#### Task details
Only the number is wanted: how many lines contain the word "this"?

#### Source material

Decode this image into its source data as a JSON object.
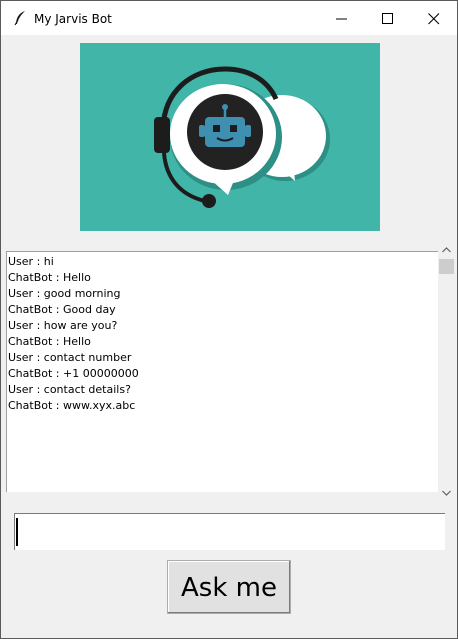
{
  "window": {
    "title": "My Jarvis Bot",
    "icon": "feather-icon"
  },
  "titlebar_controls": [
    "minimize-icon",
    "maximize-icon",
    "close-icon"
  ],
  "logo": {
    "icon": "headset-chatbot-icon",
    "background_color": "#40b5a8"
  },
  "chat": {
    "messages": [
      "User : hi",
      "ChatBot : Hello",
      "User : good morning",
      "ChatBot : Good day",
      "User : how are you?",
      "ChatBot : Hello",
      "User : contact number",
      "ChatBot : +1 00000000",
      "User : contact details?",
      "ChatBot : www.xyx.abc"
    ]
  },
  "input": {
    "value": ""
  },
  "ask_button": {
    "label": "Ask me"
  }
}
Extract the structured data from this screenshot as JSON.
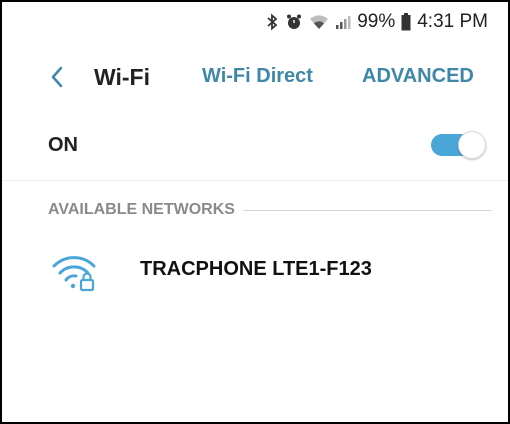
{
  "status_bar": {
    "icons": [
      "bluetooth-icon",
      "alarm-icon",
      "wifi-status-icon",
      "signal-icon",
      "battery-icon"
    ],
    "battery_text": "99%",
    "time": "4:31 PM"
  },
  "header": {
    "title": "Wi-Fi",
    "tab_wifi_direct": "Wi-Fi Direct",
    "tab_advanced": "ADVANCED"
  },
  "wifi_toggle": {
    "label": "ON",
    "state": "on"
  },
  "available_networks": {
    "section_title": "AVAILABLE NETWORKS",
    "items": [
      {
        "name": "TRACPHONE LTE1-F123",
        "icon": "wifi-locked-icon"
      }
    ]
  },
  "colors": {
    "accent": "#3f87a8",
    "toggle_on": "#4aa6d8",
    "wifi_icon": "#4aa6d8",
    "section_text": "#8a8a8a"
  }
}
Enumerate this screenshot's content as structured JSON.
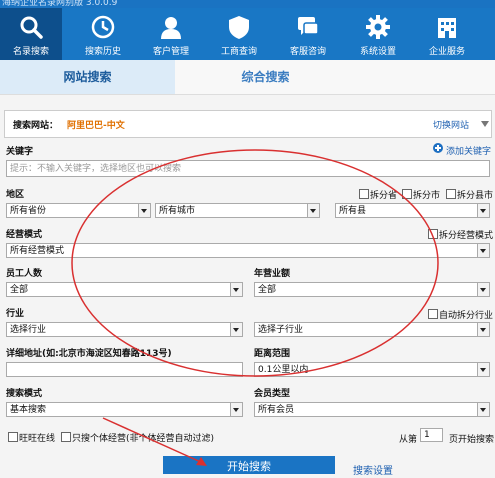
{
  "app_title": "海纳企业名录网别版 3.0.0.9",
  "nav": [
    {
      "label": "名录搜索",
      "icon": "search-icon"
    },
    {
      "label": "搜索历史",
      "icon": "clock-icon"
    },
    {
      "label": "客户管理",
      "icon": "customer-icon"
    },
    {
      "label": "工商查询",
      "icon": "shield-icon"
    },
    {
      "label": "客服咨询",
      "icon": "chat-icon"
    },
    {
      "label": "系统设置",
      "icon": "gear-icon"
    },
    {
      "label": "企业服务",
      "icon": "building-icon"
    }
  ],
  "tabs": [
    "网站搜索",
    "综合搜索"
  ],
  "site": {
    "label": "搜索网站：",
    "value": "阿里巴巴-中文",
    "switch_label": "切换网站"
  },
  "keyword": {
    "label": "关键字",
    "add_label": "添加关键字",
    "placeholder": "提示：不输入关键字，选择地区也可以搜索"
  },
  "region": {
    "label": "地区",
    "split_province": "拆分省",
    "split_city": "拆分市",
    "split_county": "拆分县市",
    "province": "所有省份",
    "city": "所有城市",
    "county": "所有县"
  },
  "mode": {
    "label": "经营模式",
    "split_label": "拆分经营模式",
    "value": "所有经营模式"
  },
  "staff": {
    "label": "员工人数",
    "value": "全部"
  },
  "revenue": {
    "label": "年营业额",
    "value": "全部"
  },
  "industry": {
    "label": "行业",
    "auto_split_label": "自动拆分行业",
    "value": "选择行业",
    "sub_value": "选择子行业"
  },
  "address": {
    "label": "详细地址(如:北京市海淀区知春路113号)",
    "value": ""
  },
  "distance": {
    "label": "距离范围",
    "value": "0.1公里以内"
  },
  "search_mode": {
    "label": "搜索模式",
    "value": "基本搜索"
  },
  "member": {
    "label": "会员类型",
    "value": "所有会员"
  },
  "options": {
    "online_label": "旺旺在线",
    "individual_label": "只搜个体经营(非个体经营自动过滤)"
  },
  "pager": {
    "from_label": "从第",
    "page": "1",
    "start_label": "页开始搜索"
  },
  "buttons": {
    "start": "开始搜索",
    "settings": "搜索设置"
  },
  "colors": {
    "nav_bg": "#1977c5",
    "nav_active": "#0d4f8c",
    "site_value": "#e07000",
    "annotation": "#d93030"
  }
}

#### Exercise answer
3